§ **Problems to work on**
1. In the Jane Bacon interview, how does she describe her artform practice?
2. Please carry on the Jane Bacon interview from its last line.

[START OF Extract]

Bacon
Practitioner Voices: Jane Bacon

Interviewed September 2004 by Becca Gill as part of the Total Theatre Explores research project.


Jane Bacon is the Artistic Director of Redleaf Dance, and Reader in Performance Studies at University College Northampton. She is committed to explorations of process in interdisciplinary performance work that involves video, movement, sound/text within a framework of personal histories, or self-ethnographies.

Her interest in documentation and the articulation of creative processes has led to the establishment of the Arts Council England funded Choreographic Lab (artistic directors Jane Bacon and Vida Midgelow) where she and other artists can play with the blurring of boundaries, transforming the writing about performance, and other documenting processes.

Previous performance and video work includes: The Woman (2001, 2002, 2003) a continuing research project with intermittent performance outcomes, Insistence...cont'd (2001), Shimmies and Veils in Middle England (1999); Going for it! Dancing and Community in Northampton (1998); The Collection (with Midgelow, 1999); Phasia (with Hale, 2000); Practically Perfect by Practically Perfect People (with Daniels, 2000); Trains, Planes and Automobiles (with Hale, 2001).

How do you describe your artform practice?

Movement-based interdisciplinary performance.

How do you describe your work?

Well, that depends on the context. If framing it for academics, then I frame it within loose notions of ethnographic methodologies and with that add in something about the 'practice as research' agenda and the role of documentation. If I am framing it for Arts Council or an artistic audience then I frame my work around more theatrical and expressive display, something that blurs the boundaries between dance, film, song, text.

[END OF Extract]
[START OF Given records]

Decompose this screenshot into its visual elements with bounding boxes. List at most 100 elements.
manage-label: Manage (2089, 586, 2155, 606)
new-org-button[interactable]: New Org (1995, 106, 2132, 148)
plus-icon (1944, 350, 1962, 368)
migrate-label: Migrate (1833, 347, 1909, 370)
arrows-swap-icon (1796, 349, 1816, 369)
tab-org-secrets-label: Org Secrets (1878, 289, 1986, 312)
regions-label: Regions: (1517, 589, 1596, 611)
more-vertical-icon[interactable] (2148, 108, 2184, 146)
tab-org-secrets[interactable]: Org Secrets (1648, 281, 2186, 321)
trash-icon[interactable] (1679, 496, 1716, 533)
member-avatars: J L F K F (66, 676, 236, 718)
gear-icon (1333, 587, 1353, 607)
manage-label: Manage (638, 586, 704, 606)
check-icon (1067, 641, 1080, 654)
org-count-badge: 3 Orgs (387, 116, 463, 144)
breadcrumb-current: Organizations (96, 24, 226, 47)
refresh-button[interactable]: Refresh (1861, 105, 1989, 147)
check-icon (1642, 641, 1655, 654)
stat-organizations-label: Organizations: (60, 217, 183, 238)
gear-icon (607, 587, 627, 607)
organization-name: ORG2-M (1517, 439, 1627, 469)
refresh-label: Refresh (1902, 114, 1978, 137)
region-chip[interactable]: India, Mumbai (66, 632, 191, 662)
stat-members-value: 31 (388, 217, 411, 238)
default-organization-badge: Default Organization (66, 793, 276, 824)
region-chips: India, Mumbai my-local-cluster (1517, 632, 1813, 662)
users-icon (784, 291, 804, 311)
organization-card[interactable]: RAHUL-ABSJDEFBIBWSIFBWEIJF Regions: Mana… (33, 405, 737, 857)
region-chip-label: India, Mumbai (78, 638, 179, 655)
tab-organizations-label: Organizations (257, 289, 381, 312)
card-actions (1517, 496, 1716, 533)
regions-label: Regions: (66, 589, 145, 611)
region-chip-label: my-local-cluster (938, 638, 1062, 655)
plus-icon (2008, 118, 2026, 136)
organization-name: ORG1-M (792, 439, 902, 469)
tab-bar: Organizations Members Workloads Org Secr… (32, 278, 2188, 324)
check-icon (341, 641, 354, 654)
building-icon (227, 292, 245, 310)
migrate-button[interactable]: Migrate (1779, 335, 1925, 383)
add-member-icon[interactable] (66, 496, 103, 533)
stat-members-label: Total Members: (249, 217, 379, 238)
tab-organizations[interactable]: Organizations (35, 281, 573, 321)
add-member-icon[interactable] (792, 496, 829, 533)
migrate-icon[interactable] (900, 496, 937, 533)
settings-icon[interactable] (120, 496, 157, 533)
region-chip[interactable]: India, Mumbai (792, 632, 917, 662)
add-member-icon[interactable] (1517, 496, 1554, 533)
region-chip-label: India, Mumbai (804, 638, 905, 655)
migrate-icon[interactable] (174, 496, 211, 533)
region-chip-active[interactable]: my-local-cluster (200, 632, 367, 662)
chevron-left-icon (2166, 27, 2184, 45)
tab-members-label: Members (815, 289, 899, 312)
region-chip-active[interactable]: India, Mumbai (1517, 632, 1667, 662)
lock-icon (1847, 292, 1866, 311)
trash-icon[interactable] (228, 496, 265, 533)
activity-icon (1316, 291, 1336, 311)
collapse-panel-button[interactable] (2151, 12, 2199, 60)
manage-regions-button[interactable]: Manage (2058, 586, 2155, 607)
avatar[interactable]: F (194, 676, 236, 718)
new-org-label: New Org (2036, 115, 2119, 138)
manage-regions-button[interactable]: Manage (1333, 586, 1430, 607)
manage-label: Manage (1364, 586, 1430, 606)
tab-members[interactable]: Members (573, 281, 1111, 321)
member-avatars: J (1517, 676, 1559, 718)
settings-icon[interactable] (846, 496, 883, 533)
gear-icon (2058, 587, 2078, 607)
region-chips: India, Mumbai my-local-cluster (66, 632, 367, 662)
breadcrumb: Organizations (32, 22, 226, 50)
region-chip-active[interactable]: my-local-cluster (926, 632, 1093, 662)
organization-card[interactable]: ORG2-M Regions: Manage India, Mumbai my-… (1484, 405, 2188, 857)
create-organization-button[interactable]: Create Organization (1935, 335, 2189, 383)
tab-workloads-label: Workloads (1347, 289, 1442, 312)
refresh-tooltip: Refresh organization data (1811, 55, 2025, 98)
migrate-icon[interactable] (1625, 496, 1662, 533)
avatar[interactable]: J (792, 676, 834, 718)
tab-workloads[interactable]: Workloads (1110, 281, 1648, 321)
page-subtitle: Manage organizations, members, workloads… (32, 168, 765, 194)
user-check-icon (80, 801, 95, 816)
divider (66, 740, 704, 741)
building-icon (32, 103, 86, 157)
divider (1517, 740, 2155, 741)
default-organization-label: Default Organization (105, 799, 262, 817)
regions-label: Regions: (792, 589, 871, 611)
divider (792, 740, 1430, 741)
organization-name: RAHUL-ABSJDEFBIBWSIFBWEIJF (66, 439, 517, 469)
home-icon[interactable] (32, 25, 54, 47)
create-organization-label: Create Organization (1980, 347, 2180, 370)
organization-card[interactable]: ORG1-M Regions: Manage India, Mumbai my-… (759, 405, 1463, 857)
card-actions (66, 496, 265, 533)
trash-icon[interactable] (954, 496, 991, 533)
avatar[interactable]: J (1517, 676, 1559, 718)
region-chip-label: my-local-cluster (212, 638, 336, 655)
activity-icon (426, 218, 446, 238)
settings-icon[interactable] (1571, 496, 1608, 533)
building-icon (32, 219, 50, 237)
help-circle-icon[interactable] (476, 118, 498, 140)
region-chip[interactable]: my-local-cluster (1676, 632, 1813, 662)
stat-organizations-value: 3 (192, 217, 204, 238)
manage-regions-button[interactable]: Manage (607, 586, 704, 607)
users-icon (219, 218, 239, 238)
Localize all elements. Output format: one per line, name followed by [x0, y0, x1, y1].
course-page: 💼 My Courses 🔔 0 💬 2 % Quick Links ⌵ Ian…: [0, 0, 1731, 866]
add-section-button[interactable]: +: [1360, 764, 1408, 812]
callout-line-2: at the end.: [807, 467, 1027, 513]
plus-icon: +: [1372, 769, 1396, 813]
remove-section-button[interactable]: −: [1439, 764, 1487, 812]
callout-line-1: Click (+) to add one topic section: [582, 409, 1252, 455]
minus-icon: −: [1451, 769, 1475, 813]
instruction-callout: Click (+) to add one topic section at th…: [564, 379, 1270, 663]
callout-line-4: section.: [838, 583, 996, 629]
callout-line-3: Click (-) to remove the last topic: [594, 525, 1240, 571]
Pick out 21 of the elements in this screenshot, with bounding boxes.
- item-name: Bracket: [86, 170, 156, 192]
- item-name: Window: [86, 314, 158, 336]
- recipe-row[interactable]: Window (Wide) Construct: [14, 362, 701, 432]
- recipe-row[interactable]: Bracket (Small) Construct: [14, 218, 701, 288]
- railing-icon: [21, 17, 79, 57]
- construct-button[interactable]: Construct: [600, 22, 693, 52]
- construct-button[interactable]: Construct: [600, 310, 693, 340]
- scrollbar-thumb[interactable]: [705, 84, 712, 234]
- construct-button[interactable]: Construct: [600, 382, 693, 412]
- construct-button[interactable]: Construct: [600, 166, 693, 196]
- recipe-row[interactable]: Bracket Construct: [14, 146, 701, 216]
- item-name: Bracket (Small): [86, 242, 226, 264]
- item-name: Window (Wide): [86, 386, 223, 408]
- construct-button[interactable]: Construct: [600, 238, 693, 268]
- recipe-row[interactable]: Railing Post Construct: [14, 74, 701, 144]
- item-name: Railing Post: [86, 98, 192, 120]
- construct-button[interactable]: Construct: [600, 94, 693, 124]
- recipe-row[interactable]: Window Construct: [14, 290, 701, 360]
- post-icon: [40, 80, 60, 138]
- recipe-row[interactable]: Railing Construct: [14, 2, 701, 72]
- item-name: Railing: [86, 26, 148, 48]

[END OF Given records]

§ **Results of the exercise**
1. Movement-based interdisciplinary performance.

2.
What are your main areas of inspiration and do they change with each project?

It is interesting, I don't think my primary sources of exploration have really changed in that I really like a lot of the lineage of the early stages of dance, such as the Judson group, and the politics of people doing something different, but I never really make work like that. I think it's probably something of Tricia Brown's and Yvonne Rainer's early work when they were trying to work with text and movement, attempting to destabilise the word 'dance', playing with the relationship between the audience and performer. My interest in those things seems to stay constant.

I think I have a tendency to make work which is more and more theatrical. It is a thread I have noticed over a long period of time. My early experiences of musical theatre seem to emerge in textures, colours, theatrical expression. Those are things that I really miss in most contemporary dance, and I love playing with the tension between those two worlds.

For analytical and theatrical inspiration, I like the work of post-Jungian theorists as I believe these to be interesting for the performer's perspective.

Does gender matter in performance?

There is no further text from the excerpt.